WHAT YOU NEED TO DO:
Each entry here needs to be set down again exactly, please; pictures are left out.

==============================

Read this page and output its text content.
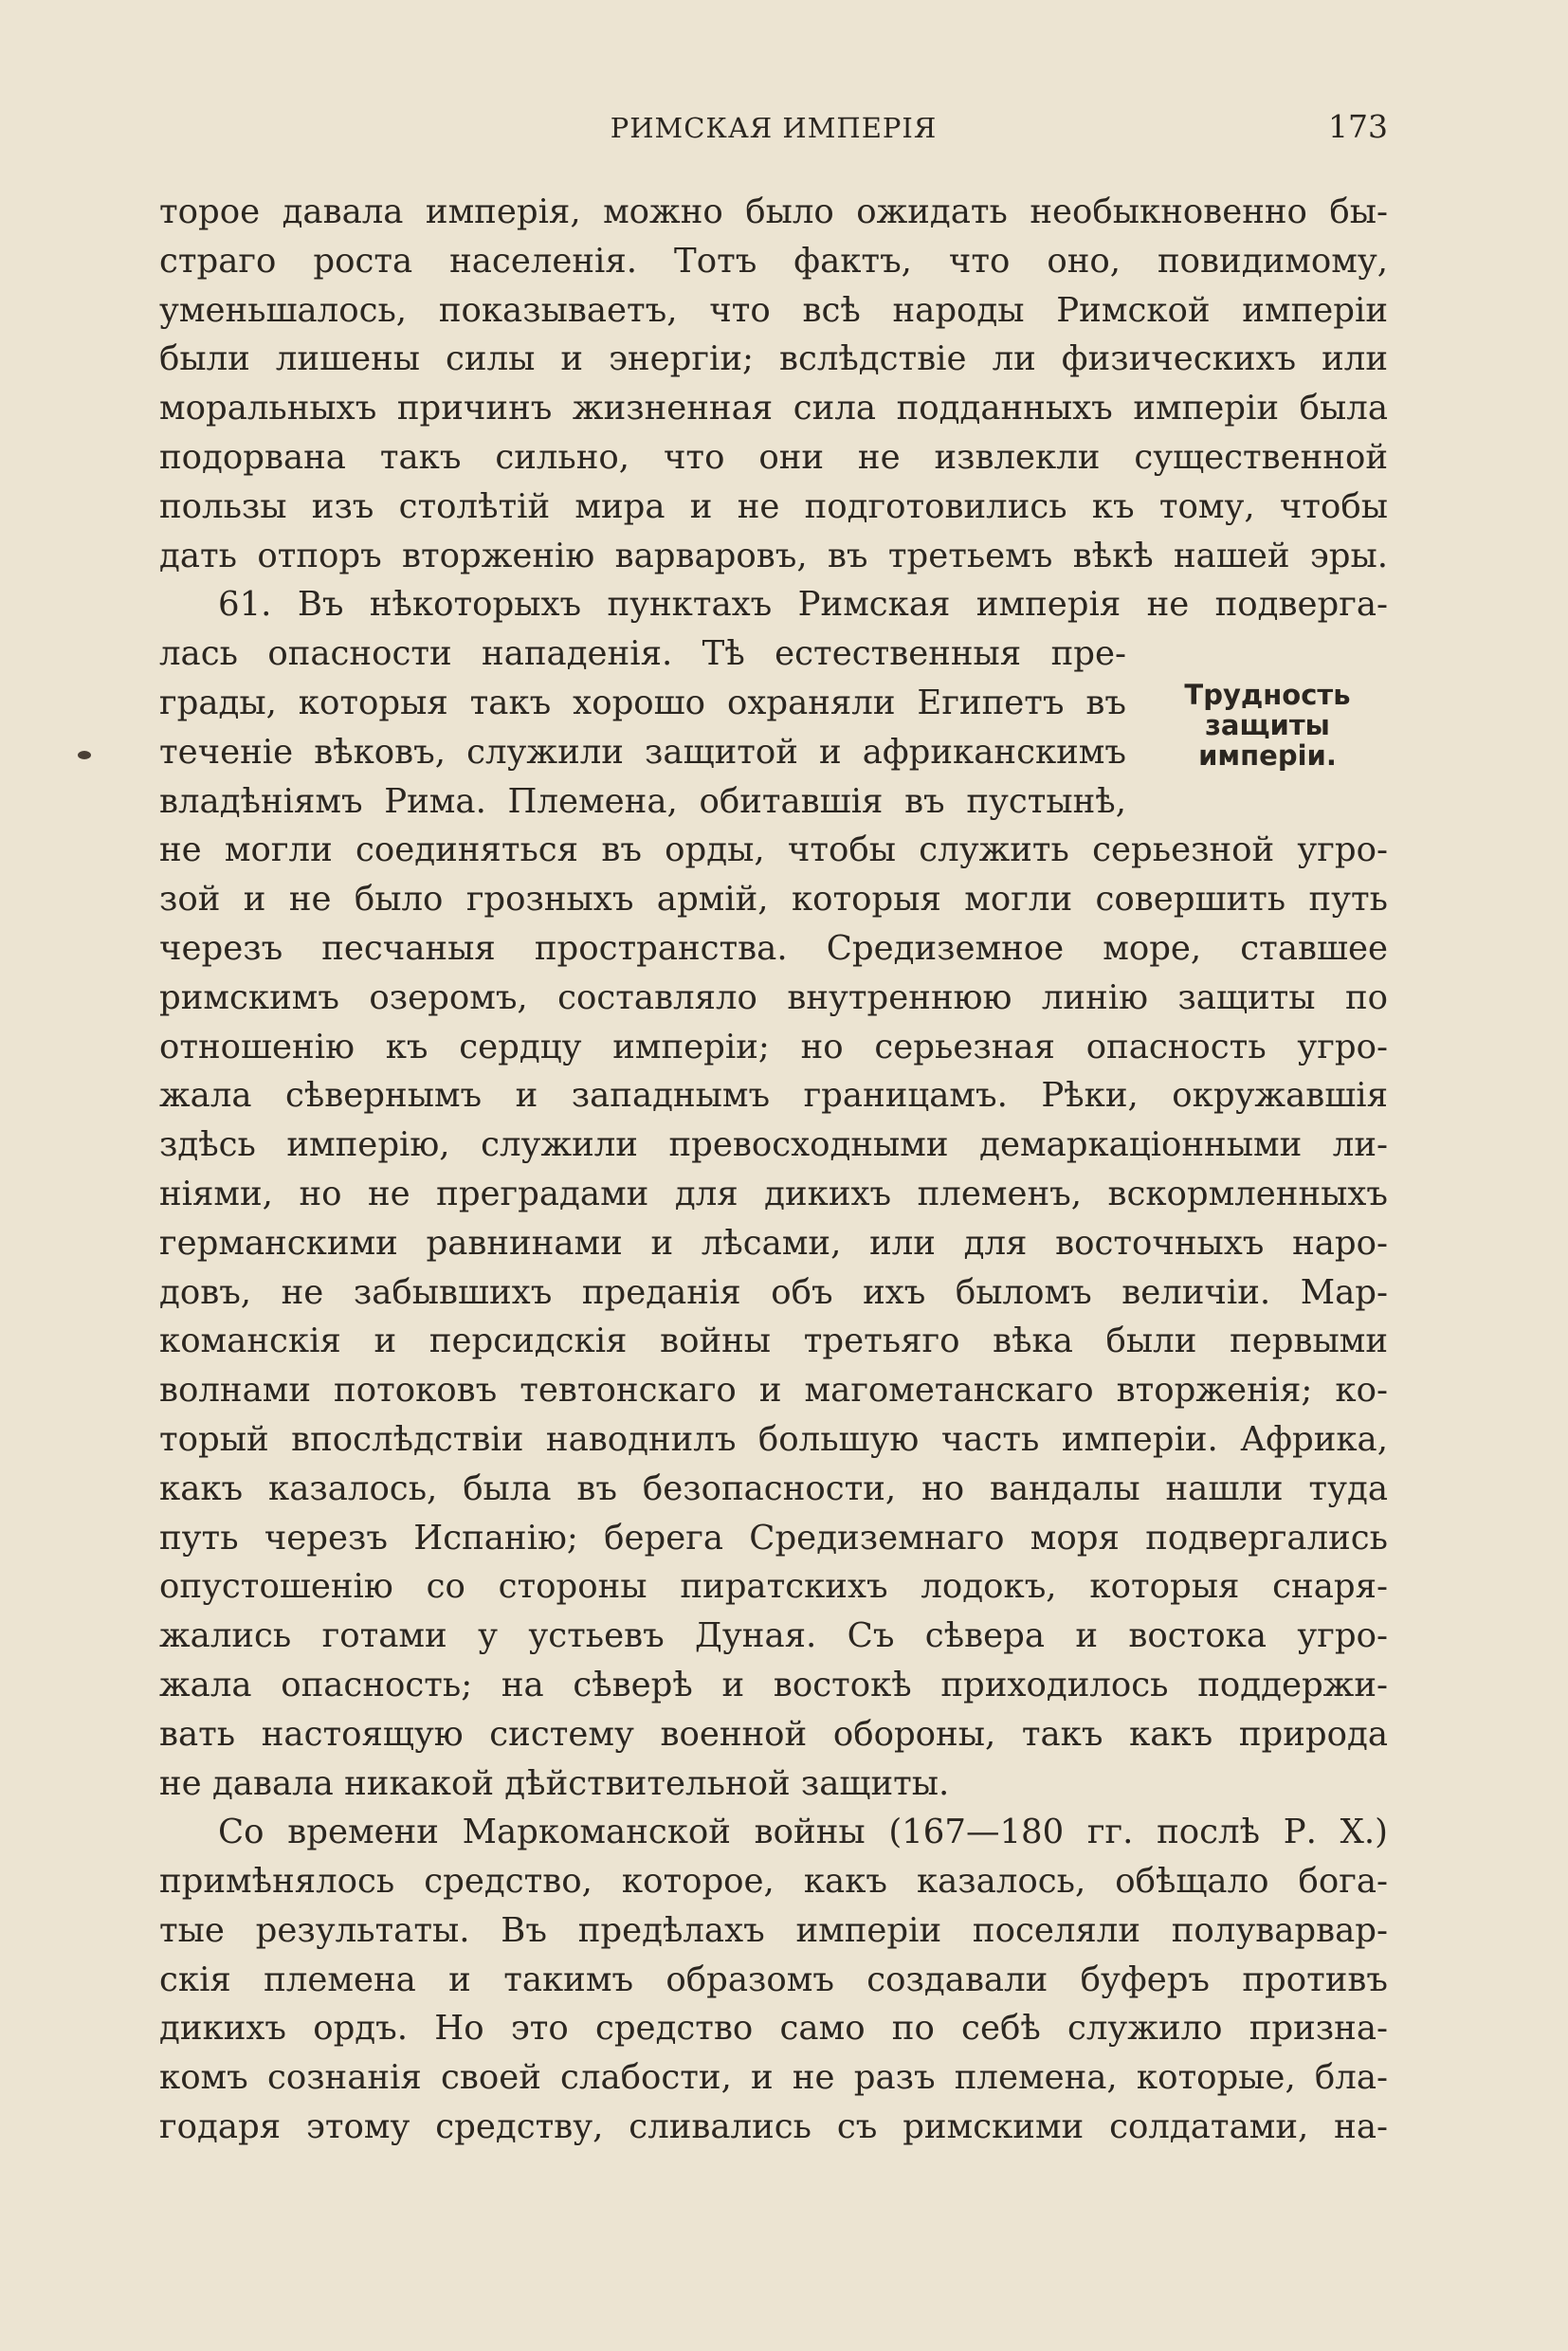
РИМСКАЯ ИМПЕРІЯ	173
Трудность
защиты
имперіи.
торое давала имперія, можно было ожидать необыкновенно бы-
страго роста населенія. Тотъ фактъ, что оно, повидимому,
уменьшалось, показываетъ, что всѣ народы Римской имперіи
были лишены силы и энергіи; вслѣдствіе ли физическихъ или
моральныхъ причинъ жизненная сила подданныхъ имперіи была
подорвана такъ сильно, что они не извлекли существенной
пользы изъ столѣтій мира и не подготовились къ тому, чтобы
дать отпоръ вторженію варваровъ, въ третьемъ вѣкѣ нашей эры.
61. Въ нѣкоторыхъ пунктахъ Римская имперія не подверга-
лась опасности нападенія. Тѣ естественныя пре-
грады, которыя такъ хорошо охраняли Египетъ въ
теченіе вѣковъ, служили защитой и африканскимъ
владѣніямъ Рима. Племена, обитавшія въ пустынѣ,
не могли соединяться въ орды, чтобы служить серьезной угро-
зой и не было грозныхъ армій, которыя могли совершить путь
черезъ песчаныя пространства. Средиземное море, ставшее
римскимъ озеромъ, составляло внутреннюю линію защиты по
отношенію къ сердцу имперіи; но серьезная опасность угро-
жала сѣвернымъ и западнымъ границамъ. Рѣки, окружавшія
здѣсь имперію, служили превосходными демаркаціонными ли-
ніями, но не преградами для дикихъ племенъ, вскормленныхъ
германскими равнинами и лѣсами, или для восточныхъ наро-
довъ, не забывшихъ преданія объ ихъ быломъ величіи. Мар-
команскія и персидскія войны третьяго вѣка были первыми
волнами потоковъ тевтонскаго и магометанскаго вторженія; ко-
торый впослѣдствіи наводнилъ большую часть имперіи. Африка,
какъ казалось, была въ безопасности, но вандалы нашли туда
путь черезъ Испанію; берега Средиземнаго моря подвергались
опустошенію со стороны пиратскихъ лодокъ, которыя снаря-
жались готами у устьевъ Дуная. Съ сѣвера и востока угро-
жала опасность; на сѣверѣ и востокѣ приходилось поддержи-
вать настоящую систему военной обороны, такъ какъ природа
не давала никакой дѣйствительной защиты.
Со времени Маркоманской войны (167—180 гг. послѣ Р. Х.)
примѣнялось средство, которое, какъ казалось, обѣщало бога-
тые результаты. Въ предѣлахъ имперіи поселяли полуварвар-
скія племена и такимъ образомъ создавали буферъ противъ
дикихъ ордъ. Но это средство само по себѣ служило призна-
комъ сознанія своей слабости, и не разъ племена, которые, бла-
годаря этому средству, сливались съ римскими солдатами, на-
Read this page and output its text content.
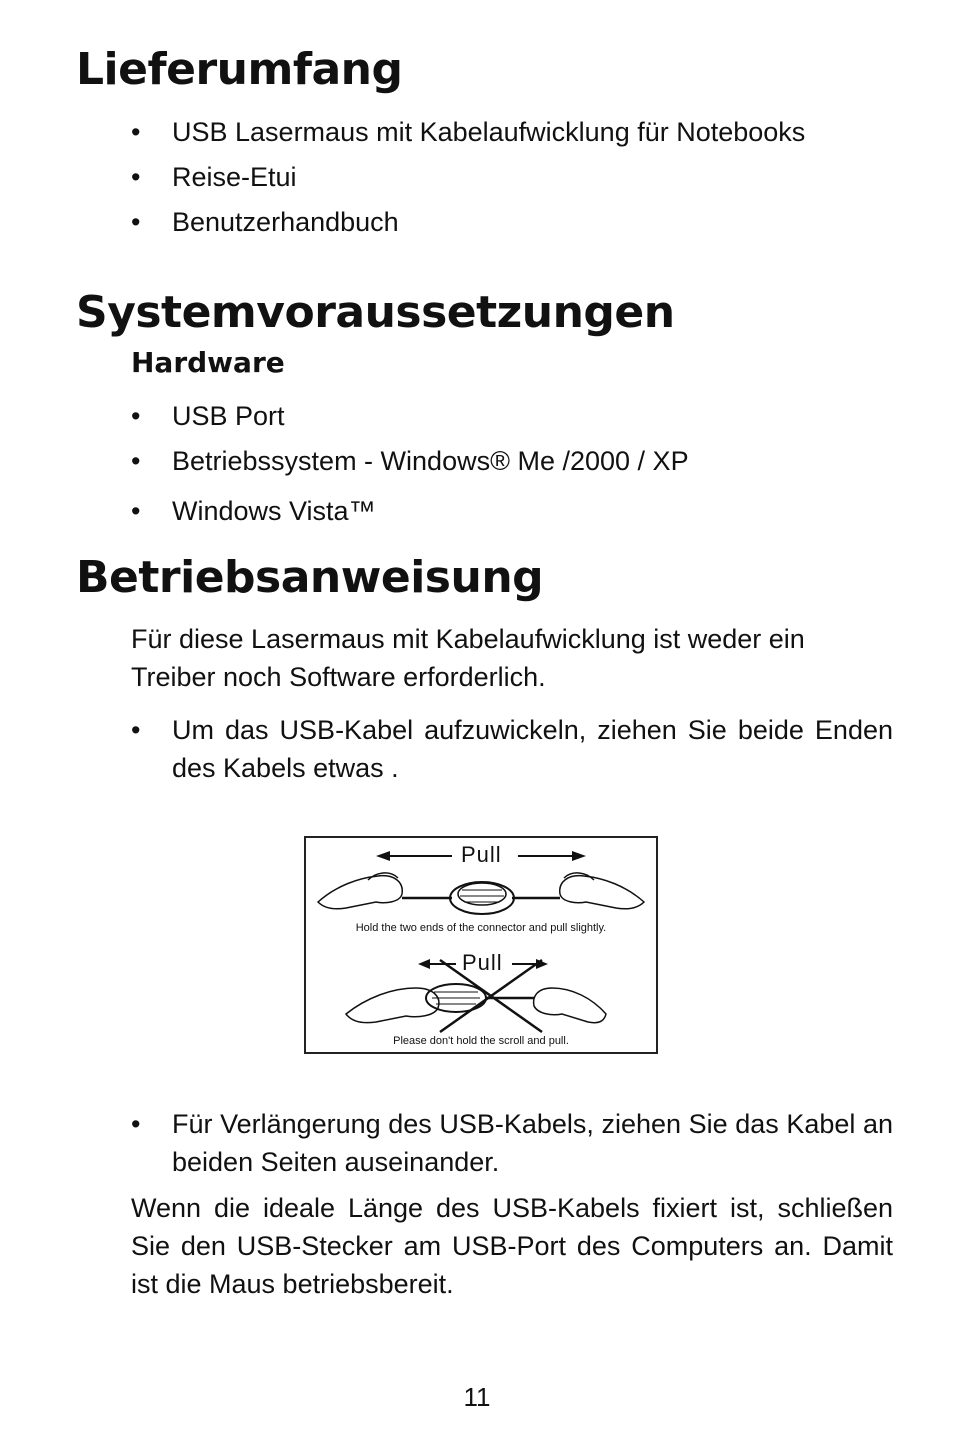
Lieferumfang
• USB Lasermaus mit Kabelaufwicklung für Notebooks
• Reise-Etui
• Benutzerhandbuch
Systemvoraussetzungen
Hardware
• USB Port
• Betriebssystem - Windows® Me /2000 / XP
• Windows Vista™
Betriebsanweisung

Für diese Lasermaus mit Kabelaufwicklung ist weder ein Treiber noch Software erforderlich.

• Um das USB-Kabel aufzuwickeln, ziehen Sie beide Enden des Kabels etwas .
Pull
Hold the two ends of the connector and pull slightly.
Pull
Please don't hold the scroll and pull.
• Für Verlängerung des USB-Kabels, ziehen Sie das Kabel an beiden Seiten auseinander.

Wenn die ideale Länge des USB-Kabels fixiert ist, schließen Sie den USB-Stecker am USB-Port des Computers an. Damit ist die Maus betriebsbereit.

11
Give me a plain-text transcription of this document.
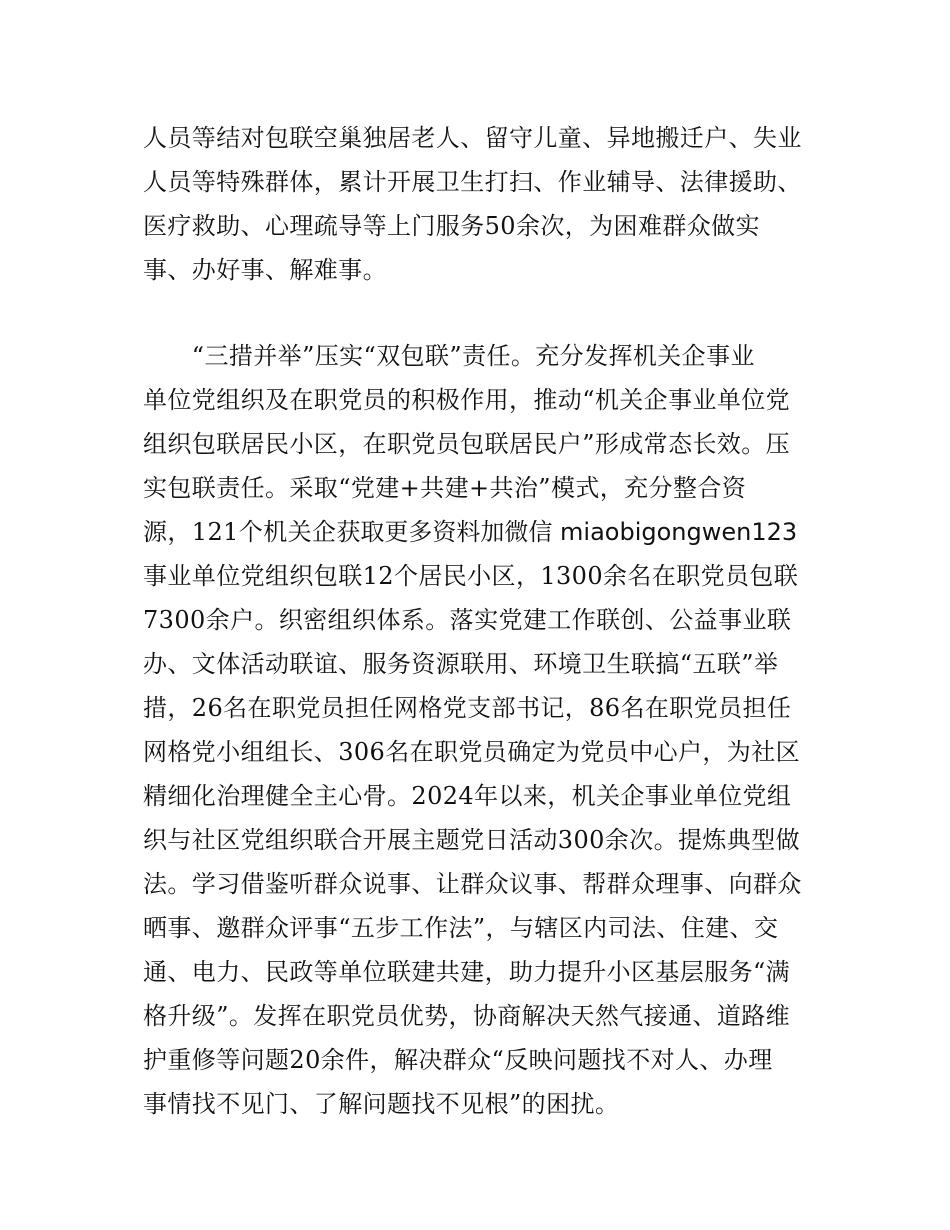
人员等结对包联空巢独居老人、留守儿童、异地搬迁户、失业
人员等特殊群体，累计开展卫生打扫、作业辅导、法律援助、
医疗救助、心理疏导等上门服务50余次，为困难群众做实
事、办好事、解难事。
　　“三措并举”压实“双包联”责任。充分发挥机关企事业
单位党组织及在职党员的积极作用，推动“机关企事业单位党
组织包联居民小区，在职党员包联居民户”形成常态长效。压
实包联责任。采取“党建+共建+共治”模式，充分整合资
源，121个机关企获取更多资料加微信 miaobigongwen123
事业单位党组织包联12个居民小区，1300余名在职党员包联
7300余户。织密组织体系。落实党建工作联创、公益事业联
办、文体活动联谊、服务资源联用、环境卫生联搞“五联”举
措，26名在职党员担任网格党支部书记，86名在职党员担任
网格党小组组长、306名在职党员确定为党员中心户，为社区
精细化治理健全主心骨。2024年以来，机关企事业单位党组
织与社区党组织联合开展主题党日活动300余次。提炼典型做
法。学习借鉴听群众说事、让群众议事、帮群众理事、向群众
晒事、邀群众评事“五步工作法”，与辖区内司法、住建、交
通、电力、民政等单位联建共建，助力提升小区基层服务“满
格升级”。发挥在职党员优势，协商解决天然气接通、道路维
护重修等问题20余件，解决群众“反映问题找不对人、办理
事情找不见门、了解问题找不见根”的困扰。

==============================

RESPONSE TO THIS TASK:
Read this page and output its text content.
РИМСКАЯ ИМПЕРІЯ	173
Трудность
защиты
имперіи.
торое давала имперія, можно было ожидать необыкновенно бы-
страго роста населенія. Тотъ фактъ, что оно, повидимому,
уменьшалось, показываетъ, что всѣ народы Римской имперіи
были лишены силы и энергіи; вслѣдствіе ли физическихъ или
моральныхъ причинъ жизненная сила подданныхъ имперіи была
подорвана такъ сильно, что они не извлекли существенной
пользы изъ столѣтій мира и не подготовились къ тому, чтобы
дать отпоръ вторженію варваровъ, въ третьемъ вѣкѣ нашей эры.
61. Въ нѣкоторыхъ пунктахъ Римская имперія не подверга-
лась опасности нападенія. Тѣ естественныя пре-
грады, которыя такъ хорошо охраняли Египетъ въ
теченіе вѣковъ, служили защитой и африканскимъ
владѣніямъ Рима. Племена, обитавшія въ пустынѣ,
не могли соединяться въ орды, чтобы служить серьезной угро-
зой и не было грозныхъ армій, которыя могли совершить путь
черезъ песчаныя пространства. Средиземное море, ставшее
римскимъ озеромъ, составляло внутреннюю линію защиты по
отношенію къ сердцу имперіи; но серьезная опасность угро-
жала сѣвернымъ и западнымъ границамъ. Рѣки, окружавшія
здѣсь имперію, служили превосходными демаркаціонными ли-
ніями, но не преградами для дикихъ племенъ, вскормленныхъ
германскими равнинами и лѣсами, или для восточныхъ наро-
довъ, не забывшихъ преданія объ ихъ быломъ величіи. Мар-
команскія и персидскія войны третьяго вѣка были первыми
волнами потоковъ тевтонскаго и магометанскаго вторженія; ко-
торый впослѣдствіи наводнилъ большую часть имперіи. Африка,
какъ казалось, была въ безопасности, но вандалы нашли туда
путь черезъ Испанію; берега Средиземнаго моря подвергались
опустошенію со стороны пиратскихъ лодокъ, которыя снаря-
жались готами у устьевъ Дуная. Съ сѣвера и востока угро-
жала опасность; на сѣверѣ и востокѣ приходилось поддержи-
вать настоящую систему военной обороны, такъ какъ природа
не давала никакой дѣйствительной защиты.
Со времени Маркоманской войны (167—180 гг. послѣ Р. Х.)
примѣнялось средство, которое, какъ казалось, обѣщало бога-
тые результаты. Въ предѣлахъ имперіи поселяли полуварвар-
скія племена и такимъ образомъ создавали буферъ противъ
дикихъ ордъ. Но это средство само по себѣ служило призна-
комъ сознанія своей слабости, и не разъ племена, которые, бла-
годаря этому средству, сливались съ римскими солдатами, на-
Read this page and output its text content.
Lieferumfang
• USB Lasermaus mit Kabelaufwicklung für Notebooks
• Reise-Etui
• Benutzerhandbuch
Systemvoraussetzungen
Hardware
• USB Port
• Betriebssystem - Windows® Me /2000 / XP
• Windows Vista™
Betriebsanweisung

Für diese Lasermaus mit Kabelaufwicklung ist weder ein Treiber noch Software erforderlich.

• Um das USB-Kabel aufzuwickeln, ziehen Sie beide Enden des Kabels etwas .
Pull
Hold the two ends of the connector and pull slightly.
Pull
Please don't hold the scroll and pull.
• Für Verlängerung des USB-Kabels, ziehen Sie das Kabel an beiden Seiten auseinander.

Wenn die ideale Länge des USB-Kabels fixiert ist, schließen Sie den USB-Stecker am USB-Port des Computers an. Damit ist die Maus betriebsbereit.

11
Give me a plain-text transcription of this document.
人员等结对包联空巢独居老人、留守儿童、异地搬迁户、失业
人员等特殊群体，累计开展卫生打扫、作业辅导、法律援助、
医疗救助、心理疏导等上门服务50余次，为困难群众做实
事、办好事、解难事。
　　“三措并举”压实“双包联”责任。充分发挥机关企事业
单位党组织及在职党员的积极作用，推动“机关企事业单位党
组织包联居民小区，在职党员包联居民户”形成常态长效。压
实包联责任。采取“党建+共建+共治”模式，充分整合资
源，121个机关企获取更多资料加微信 miaobigongwen123
事业单位党组织包联12个居民小区，1300余名在职党员包联
7300余户。织密组织体系。落实党建工作联创、公益事业联
办、文体活动联谊、服务资源联用、环境卫生联搞“五联”举
措，26名在职党员担任网格党支部书记，86名在职党员担任
网格党小组组长、306名在职党员确定为党员中心户，为社区
精细化治理健全主心骨。2024年以来，机关企事业单位党组
织与社区党组织联合开展主题党日活动300余次。提炼典型做
法。学习借鉴听群众说事、让群众议事、帮群众理事、向群众
晒事、邀群众评事“五步工作法”，与辖区内司法、住建、交
通、电力、民政等单位联建共建，助力提升小区基层服务“满
格升级”。发挥在职党员优势，协商解决天然气接通、道路维
护重修等问题20余件，解决群众“反映问题找不对人、办理
事情找不见门、了解问题找不见根”的困扰。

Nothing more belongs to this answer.